__Task goal__
Your task is to print every entry below exactly as given.

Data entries
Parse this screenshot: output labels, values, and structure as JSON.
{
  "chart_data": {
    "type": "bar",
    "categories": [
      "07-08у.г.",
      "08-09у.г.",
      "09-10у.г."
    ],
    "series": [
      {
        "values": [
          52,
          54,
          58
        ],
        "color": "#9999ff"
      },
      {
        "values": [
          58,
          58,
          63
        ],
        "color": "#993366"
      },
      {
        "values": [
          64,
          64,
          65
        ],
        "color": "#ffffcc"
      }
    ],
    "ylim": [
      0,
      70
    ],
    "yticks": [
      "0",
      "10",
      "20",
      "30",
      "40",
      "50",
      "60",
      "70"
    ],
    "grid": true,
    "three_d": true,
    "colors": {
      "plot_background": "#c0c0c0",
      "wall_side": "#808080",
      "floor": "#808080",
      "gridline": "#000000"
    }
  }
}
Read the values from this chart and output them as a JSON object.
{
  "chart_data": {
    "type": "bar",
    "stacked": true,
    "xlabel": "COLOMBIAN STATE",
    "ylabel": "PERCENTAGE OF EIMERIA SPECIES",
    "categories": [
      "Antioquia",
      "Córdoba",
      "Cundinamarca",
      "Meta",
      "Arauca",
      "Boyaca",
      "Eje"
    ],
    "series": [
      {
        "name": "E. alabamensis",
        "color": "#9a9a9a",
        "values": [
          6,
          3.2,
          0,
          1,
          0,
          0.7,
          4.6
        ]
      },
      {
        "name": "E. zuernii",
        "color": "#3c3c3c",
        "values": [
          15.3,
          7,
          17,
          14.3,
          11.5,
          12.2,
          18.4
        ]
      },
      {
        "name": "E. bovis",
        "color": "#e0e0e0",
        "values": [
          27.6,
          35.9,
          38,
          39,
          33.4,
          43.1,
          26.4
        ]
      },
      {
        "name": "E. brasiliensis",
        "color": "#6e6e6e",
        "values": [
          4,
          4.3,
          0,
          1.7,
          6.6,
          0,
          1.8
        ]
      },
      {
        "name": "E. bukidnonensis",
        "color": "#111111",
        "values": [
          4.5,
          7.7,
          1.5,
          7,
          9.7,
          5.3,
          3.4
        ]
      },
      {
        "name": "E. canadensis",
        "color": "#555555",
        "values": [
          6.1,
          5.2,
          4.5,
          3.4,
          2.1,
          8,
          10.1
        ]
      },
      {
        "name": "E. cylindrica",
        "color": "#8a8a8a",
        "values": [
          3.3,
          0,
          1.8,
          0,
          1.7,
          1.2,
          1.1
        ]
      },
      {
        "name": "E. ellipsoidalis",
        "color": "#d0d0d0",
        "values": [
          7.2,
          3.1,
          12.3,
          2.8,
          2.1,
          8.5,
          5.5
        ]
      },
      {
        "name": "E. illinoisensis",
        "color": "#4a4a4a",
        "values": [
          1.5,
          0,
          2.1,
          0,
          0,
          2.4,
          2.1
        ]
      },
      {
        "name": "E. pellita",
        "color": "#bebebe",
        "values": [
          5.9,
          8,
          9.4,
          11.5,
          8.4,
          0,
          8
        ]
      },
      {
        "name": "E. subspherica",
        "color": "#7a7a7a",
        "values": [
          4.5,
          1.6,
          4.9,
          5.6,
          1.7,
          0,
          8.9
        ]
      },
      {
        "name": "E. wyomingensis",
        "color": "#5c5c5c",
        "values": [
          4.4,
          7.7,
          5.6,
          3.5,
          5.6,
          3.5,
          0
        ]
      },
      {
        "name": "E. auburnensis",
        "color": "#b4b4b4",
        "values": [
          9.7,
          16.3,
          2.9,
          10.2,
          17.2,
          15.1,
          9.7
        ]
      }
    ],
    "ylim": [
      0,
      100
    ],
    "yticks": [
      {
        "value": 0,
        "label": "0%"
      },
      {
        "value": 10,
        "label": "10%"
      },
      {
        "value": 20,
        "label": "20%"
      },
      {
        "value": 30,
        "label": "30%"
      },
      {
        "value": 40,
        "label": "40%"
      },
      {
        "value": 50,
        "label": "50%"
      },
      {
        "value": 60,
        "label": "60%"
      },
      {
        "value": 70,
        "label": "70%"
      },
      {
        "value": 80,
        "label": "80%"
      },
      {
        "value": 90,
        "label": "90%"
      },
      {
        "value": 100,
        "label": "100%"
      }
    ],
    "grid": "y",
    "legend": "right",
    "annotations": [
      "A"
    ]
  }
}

__Exercise result__
Parse this screenshot: output labels, values, and structure as JSON.
{
  "chart_data": {
    "type": "bar",
    "categories": [
      "07-08у.г.",
      "08-09у.г.",
      "09-10у.г."
    ],
    "series": [
      {
        "values": [
          52,
          54,
          58
        ],
        "color": "#9999ff"
      },
      {
        "values": [
          58,
          58,
          63
        ],
        "color": "#993366"
      },
      {
        "values": [
          64,
          64,
          65
        ],
        "color": "#ffffcc"
      }
    ],
    "ylim": [
      0,
      70
    ],
    "yticks": [
      "0",
      "10",
      "20",
      "30",
      "40",
      "50",
      "60",
      "70"
    ],
    "grid": true,
    "three_d": true,
    "colors": {
      "plot_background": "#c0c0c0",
      "wall_side": "#808080",
      "floor": "#808080",
      "gridline": "#000000"
    }
  }
}
Read the values from this chart and output them as a JSON object.
{
  "chart_data": {
    "type": "bar",
    "stacked": true,
    "xlabel": "COLOMBIAN STATE",
    "ylabel": "PERCENTAGE OF EIMERIA SPECIES",
    "categories": [
      "Antioquia",
      "Córdoba",
      "Cundinamarca",
      "Meta",
      "Arauca",
      "Boyaca",
      "Eje"
    ],
    "series": [
      {
        "name": "E. alabamensis",
        "color": "#9a9a9a",
        "values": [
          6,
          3.2,
          0,
          1,
          0,
          0.7,
          4.6
        ]
      },
      {
        "name": "E. zuernii",
        "color": "#3c3c3c",
        "values": [
          15.3,
          7,
          17,
          14.3,
          11.5,
          12.2,
          18.4
        ]
      },
      {
        "name": "E. bovis",
        "color": "#e0e0e0",
        "values": [
          27.6,
          35.9,
          38,
          39,
          33.4,
          43.1,
          26.4
        ]
      },
      {
        "name": "E. brasiliensis",
        "color": "#6e6e6e",
        "values": [
          4,
          4.3,
          0,
          1.7,
          6.6,
          0,
          1.8
        ]
      },
      {
        "name": "E. bukidnonensis",
        "color": "#111111",
        "values": [
          4.5,
          7.7,
          1.5,
          7,
          9.7,
          5.3,
          3.4
        ]
      },
      {
        "name": "E. canadensis",
        "color": "#555555",
        "values": [
          6.1,
          5.2,
          4.5,
          3.4,
          2.1,
          8,
          10.1
        ]
      },
      {
        "name": "E. cylindrica",
        "color": "#8a8a8a",
        "values": [
          3.3,
          0,
          1.8,
          0,
          1.7,
          1.2,
          1.1
        ]
      },
      {
        "name": "E. ellipsoidalis",
        "color": "#d0d0d0",
        "values": [
          7.2,
          3.1,
          12.3,
          2.8,
          2.1,
          8.5,
          5.5
        ]
      },
      {
        "name": "E. illinoisensis",
        "color": "#4a4a4a",
        "values": [
          1.5,
          0,
          2.1,
          0,
          0,
          2.4,
          2.1
        ]
      },
      {
        "name": "E. pellita",
        "color": "#bebebe",
        "values": [
          5.9,
          8,
          9.4,
          11.5,
          8.4,
          0,
          8
        ]
      },
      {
        "name": "E. subspherica",
        "color": "#7a7a7a",
        "values": [
          4.5,
          1.6,
          4.9,
          5.6,
          1.7,
          0,
          8.9
        ]
      },
      {
        "name": "E. wyomingensis",
        "color": "#5c5c5c",
        "values": [
          4.4,
          7.7,
          5.6,
          3.5,
          5.6,
          3.5,
          0
        ]
      },
      {
        "name": "E. auburnensis",
        "color": "#b4b4b4",
        "values": [
          9.7,
          16.3,
          2.9,
          10.2,
          17.2,
          15.1,
          9.7
        ]
      }
    ],
    "ylim": [
      0,
      100
    ],
    "yticks": [
      {
        "value": 0,
        "label": "0%"
      },
      {
        "value": 10,
        "label": "10%"
      },
      {
        "value": 20,
        "label": "20%"
      },
      {
        "value": 30,
        "label": "30%"
      },
      {
        "value": 40,
        "label": "40%"
      },
      {
        "value": 50,
        "label": "50%"
      },
      {
        "value": 60,
        "label": "60%"
      },
      {
        "value": 70,
        "label": "70%"
      },
      {
        "value": 80,
        "label": "80%"
      },
      {
        "value": 90,
        "label": "90%"
      },
      {
        "value": 100,
        "label": "100%"
      }
    ],
    "grid": "y",
    "legend": "right",
    "annotations": [
      "A"
    ]
  }
}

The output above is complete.